# What you should do
Extract the passage of the code review discussion between "Closed DrBrad closed" and "a Raspberry Pi.", inclusive, copying it word for word.

**** Extract provided

Closed DrBrad closed 3 years ago
I don't see how this changes the asymptotic bound it still has to iterate through 20-64 values, once that is done it currently iterates through a set that is of equal size or smaller. Granted, it's one loop instead of two, but that doesn't change it complexity-theoretic aspect.
Did this show up as significant in profiler output or something?
Also, a stylistic thing: this code base should be using mostly tabs for indentation, you shouldn't mix tab and spaces.
Sure its not significant, however running 2 loops for every time the DHT receives a packet will be harder on the CPU, especially for something like an android or a Raspberry Pi.
I don't mix tabs and spaces haha, must be intelli-j, kind of weird though...
Note, speed ranges from 20-24ms using your method where my method is 5-7ms.
Note, speed ranges from 20-24ms using your method where my method is 5-7ms.
I'm skeptical, this should take nanoseconds, not milliseconds. The inner code block is only executed on responses, which is proportional to requests being issued. And when the incoming response contains an external IP that is different from the local consensus. That should be fairly rare. So in combination the code path should be very rarely taken and not show up in profiles. If it does then there must be a bug somewhere.

********
**** The data

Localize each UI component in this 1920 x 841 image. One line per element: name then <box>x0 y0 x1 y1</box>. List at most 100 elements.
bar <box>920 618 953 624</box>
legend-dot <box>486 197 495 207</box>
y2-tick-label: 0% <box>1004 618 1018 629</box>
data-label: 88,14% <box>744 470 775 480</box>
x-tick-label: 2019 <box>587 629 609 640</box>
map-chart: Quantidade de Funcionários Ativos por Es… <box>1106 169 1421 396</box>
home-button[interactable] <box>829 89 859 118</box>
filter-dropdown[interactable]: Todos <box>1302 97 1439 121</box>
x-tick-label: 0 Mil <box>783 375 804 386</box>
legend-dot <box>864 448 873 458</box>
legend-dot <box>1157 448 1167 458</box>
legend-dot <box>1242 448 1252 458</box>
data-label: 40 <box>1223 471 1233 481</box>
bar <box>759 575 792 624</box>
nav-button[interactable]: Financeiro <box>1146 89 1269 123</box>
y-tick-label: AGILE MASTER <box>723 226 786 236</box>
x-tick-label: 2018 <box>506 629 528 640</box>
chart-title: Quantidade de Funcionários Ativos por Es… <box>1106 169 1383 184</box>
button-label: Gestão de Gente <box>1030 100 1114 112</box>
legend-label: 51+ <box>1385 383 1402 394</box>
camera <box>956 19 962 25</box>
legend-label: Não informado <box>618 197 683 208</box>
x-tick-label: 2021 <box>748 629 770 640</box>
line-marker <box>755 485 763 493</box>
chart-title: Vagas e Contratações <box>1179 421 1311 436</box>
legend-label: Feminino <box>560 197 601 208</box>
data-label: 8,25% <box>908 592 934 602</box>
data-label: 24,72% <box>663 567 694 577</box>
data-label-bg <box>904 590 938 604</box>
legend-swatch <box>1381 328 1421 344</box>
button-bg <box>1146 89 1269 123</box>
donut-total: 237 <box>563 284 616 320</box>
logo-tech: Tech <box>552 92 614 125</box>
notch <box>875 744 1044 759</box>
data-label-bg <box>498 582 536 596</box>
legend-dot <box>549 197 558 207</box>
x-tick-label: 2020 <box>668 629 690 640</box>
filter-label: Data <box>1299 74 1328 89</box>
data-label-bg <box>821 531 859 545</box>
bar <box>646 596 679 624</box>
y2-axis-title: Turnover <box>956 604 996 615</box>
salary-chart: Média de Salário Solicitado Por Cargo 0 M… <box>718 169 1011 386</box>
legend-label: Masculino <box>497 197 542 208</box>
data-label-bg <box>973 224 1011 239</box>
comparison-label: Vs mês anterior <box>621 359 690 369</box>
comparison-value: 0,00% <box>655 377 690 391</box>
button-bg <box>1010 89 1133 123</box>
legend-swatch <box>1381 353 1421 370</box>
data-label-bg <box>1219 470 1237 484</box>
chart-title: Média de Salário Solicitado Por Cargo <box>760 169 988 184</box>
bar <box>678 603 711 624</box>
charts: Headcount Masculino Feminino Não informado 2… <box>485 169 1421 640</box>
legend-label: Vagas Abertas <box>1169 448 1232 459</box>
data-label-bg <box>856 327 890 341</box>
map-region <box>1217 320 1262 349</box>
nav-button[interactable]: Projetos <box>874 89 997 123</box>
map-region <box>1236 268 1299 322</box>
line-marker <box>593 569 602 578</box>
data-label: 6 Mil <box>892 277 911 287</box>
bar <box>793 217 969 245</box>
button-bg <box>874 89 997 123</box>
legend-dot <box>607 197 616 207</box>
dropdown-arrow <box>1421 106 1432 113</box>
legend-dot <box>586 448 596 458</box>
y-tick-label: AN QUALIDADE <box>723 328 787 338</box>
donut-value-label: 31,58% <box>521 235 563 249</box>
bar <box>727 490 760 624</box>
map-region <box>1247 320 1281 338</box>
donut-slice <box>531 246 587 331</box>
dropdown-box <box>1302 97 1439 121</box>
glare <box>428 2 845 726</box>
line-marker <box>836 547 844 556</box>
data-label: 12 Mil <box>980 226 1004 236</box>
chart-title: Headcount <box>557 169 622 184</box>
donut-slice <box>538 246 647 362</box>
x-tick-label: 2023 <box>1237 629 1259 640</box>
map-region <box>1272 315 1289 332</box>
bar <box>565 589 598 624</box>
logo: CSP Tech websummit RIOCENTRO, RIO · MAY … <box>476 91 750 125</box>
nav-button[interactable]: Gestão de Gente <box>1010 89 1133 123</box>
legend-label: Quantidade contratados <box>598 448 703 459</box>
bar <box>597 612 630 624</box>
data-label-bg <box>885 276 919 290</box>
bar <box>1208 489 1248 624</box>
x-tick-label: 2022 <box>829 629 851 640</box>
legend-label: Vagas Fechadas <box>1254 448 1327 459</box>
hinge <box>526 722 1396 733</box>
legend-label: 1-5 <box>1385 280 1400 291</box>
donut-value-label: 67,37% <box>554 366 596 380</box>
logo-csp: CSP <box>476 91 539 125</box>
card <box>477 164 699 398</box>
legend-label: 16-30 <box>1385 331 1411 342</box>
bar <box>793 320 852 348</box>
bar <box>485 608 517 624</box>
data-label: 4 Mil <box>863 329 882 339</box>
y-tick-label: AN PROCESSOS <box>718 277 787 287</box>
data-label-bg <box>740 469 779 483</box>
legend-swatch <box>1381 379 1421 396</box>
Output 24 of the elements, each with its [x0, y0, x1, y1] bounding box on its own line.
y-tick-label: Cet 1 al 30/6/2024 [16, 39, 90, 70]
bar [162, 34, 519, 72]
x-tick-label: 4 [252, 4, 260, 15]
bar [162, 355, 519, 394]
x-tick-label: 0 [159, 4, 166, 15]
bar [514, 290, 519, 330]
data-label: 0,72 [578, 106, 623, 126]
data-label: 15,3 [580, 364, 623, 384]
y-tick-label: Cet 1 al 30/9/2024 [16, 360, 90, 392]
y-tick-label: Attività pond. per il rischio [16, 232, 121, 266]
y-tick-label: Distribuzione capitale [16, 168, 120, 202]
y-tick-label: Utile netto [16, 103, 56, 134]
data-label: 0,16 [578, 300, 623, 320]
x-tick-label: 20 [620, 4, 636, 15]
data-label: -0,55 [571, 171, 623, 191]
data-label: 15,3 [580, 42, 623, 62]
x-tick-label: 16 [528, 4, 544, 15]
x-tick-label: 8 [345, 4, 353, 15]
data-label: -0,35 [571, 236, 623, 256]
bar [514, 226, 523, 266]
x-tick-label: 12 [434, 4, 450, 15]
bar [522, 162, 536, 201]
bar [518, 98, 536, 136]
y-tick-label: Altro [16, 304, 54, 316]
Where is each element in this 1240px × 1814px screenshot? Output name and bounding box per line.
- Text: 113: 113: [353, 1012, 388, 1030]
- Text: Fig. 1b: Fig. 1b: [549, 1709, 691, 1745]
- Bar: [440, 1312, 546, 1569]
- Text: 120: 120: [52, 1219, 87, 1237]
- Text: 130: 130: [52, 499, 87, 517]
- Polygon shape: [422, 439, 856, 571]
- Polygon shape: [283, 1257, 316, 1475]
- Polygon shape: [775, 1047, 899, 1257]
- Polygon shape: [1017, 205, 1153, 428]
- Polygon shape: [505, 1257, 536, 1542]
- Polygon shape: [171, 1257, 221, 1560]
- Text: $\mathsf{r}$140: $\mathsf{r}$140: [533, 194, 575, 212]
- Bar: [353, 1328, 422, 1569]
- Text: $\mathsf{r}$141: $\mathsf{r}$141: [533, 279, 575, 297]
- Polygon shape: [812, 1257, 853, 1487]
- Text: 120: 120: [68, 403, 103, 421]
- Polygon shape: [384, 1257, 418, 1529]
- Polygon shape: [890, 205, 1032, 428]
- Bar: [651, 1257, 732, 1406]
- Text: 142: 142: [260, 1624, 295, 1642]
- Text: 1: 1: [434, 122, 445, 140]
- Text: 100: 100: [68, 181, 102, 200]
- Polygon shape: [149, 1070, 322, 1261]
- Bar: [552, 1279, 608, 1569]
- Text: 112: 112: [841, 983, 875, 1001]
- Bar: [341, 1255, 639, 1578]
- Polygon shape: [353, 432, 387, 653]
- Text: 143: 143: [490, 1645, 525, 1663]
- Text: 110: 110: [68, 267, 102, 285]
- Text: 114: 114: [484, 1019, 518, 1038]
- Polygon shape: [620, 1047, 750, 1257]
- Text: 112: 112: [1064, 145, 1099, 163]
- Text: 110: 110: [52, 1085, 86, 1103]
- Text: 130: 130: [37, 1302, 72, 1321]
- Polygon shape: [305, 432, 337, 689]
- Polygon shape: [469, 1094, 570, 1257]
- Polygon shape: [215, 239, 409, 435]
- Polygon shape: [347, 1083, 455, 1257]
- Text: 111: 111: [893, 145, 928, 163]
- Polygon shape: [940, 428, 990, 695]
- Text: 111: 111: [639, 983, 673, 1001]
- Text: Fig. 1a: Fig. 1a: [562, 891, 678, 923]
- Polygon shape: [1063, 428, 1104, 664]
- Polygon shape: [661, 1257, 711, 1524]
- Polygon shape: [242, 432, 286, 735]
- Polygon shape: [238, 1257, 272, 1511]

********

# Exercise solution
Closed DrBrad closed 3 years ago
I don't see how this changes the asymptotic bound it still has to iterate through 20-64 values, once that is done it currently iterates through a set that is of equal size or smaller. Granted, it's one loop instead of two, but that doesn't change it complexity-theoretic aspect.
Did this show up as significant in profiler output or something?
Also, a stylistic thing: this code base should be using mostly tabs for indentation, you shouldn't mix tab and spaces.
Sure its not significant, however running 2 loops for every time the DHT receives a packet will be harder on the CPU, especially for something like an android or a Raspberry Pi.